- [EXERCISE]
Write out all records as given; omit images.

- [Data records]
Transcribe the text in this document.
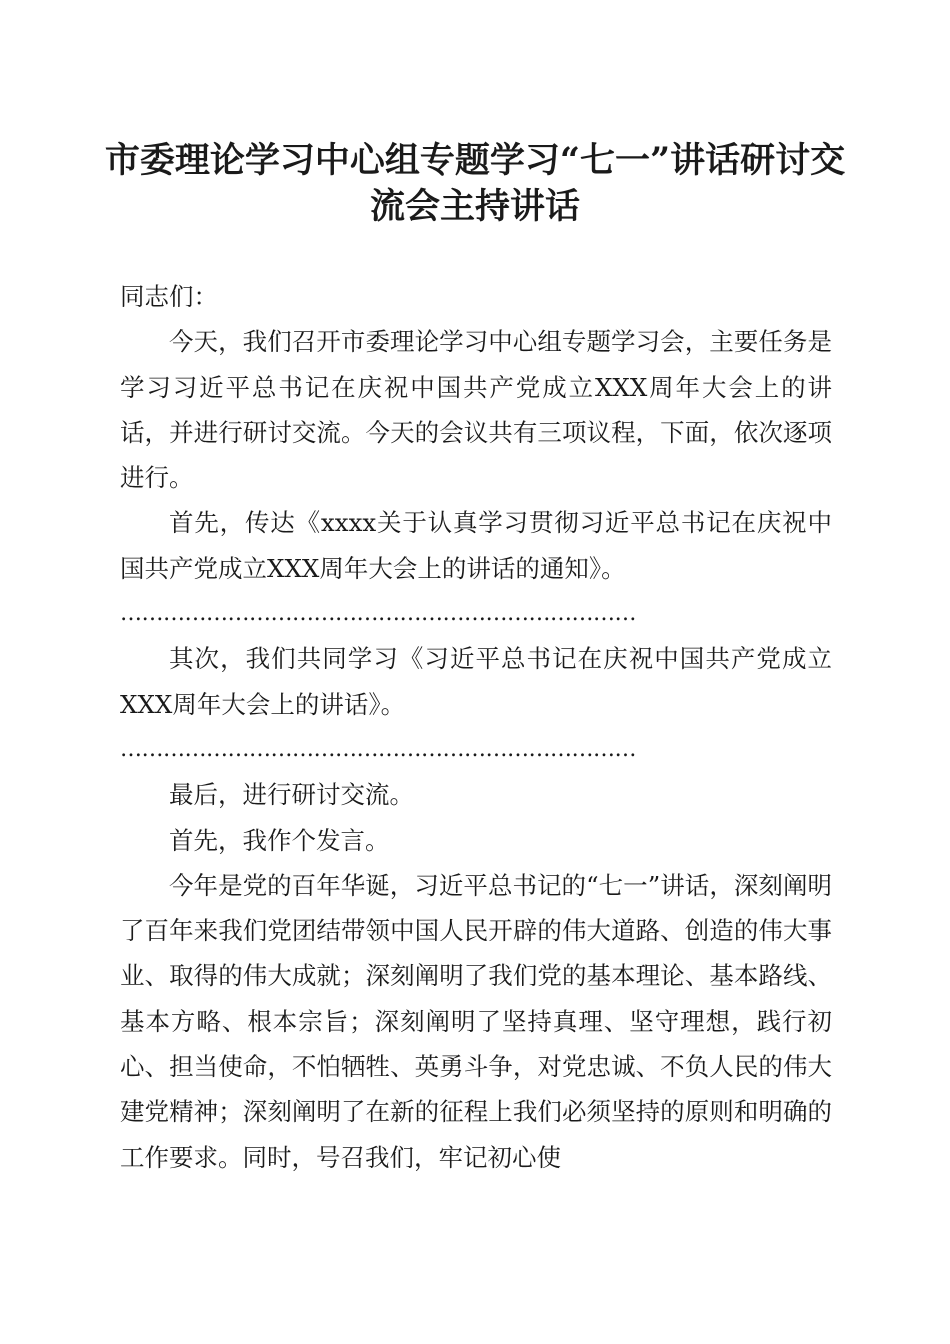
市委理论学习中心组专题学习“七一”讲话研讨交流会主持讲话

同志们：

今天，我们召开市委理论学习中心组专题学习会，主要任务是学习习近平总书记在庆祝中国共产党成立XXX周年大会上的讲话，并进行研讨交流。今天的会议共有三项议程，下面，依次逐项进行。

首先，传达《xxxx关于认真学习贯彻习近平总书记在庆祝中国共产党成立XXX周年大会上的讲话的通知》。

………………………………………………………………

其次，我们共同学习《习近平总书记在庆祝中国共产党成立XXX周年大会上的讲话》。

………………………………………………………………

最后，进行研讨交流。

首先，我作个发言。

今年是党的百年华诞，习近平总书记的“七一”讲话，深刻阐明了百年来我们党团结带领中国人民开辟的伟大道路、创造的伟大事业、取得的伟大成就；深刻阐明了我们党的基本理论、基本路线、基本方略、根本宗旨；深刻阐明了坚持真理、坚守理想，践行初心、担当使命，不怕牺牲、英勇斗争，对党忠诚、不负人民的伟大建党精神；深刻阐明了在新的征程上我们必须坚持的原则和明确的工作要求。同时，号召我们，牢记初心使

- [RESPONSE]
Transcribe the text in this document.
市委理论学习中心组专题学习“七一”讲话研讨交流会主持讲话

同志们：

今天，我们召开市委理论学习中心组专题学习会，主要任务是学习习近平总书记在庆祝中国共产党成立XXX周年大会上的讲话，并进行研讨交流。今天的会议共有三项议程，下面，依次逐项进行。

首先，传达《xxxx关于认真学习贯彻习近平总书记在庆祝中国共产党成立XXX周年大会上的讲话的通知》。

………………………………………………………………

其次，我们共同学习《习近平总书记在庆祝中国共产党成立XXX周年大会上的讲话》。

………………………………………………………………

最后，进行研讨交流。

首先，我作个发言。

今年是党的百年华诞，习近平总书记的“七一”讲话，深刻阐明了百年来我们党团结带领中国人民开辟的伟大道路、创造的伟大事业、取得的伟大成就；深刻阐明了我们党的基本理论、基本路线、基本方略、根本宗旨；深刻阐明了坚持真理、坚守理想，践行初心、担当使命，不怕牺牲、英勇斗争，对党忠诚、不负人民的伟大建党精神；深刻阐明了在新的征程上我们必须坚持的原则和明确的工作要求。同时，号召我们，牢记初心使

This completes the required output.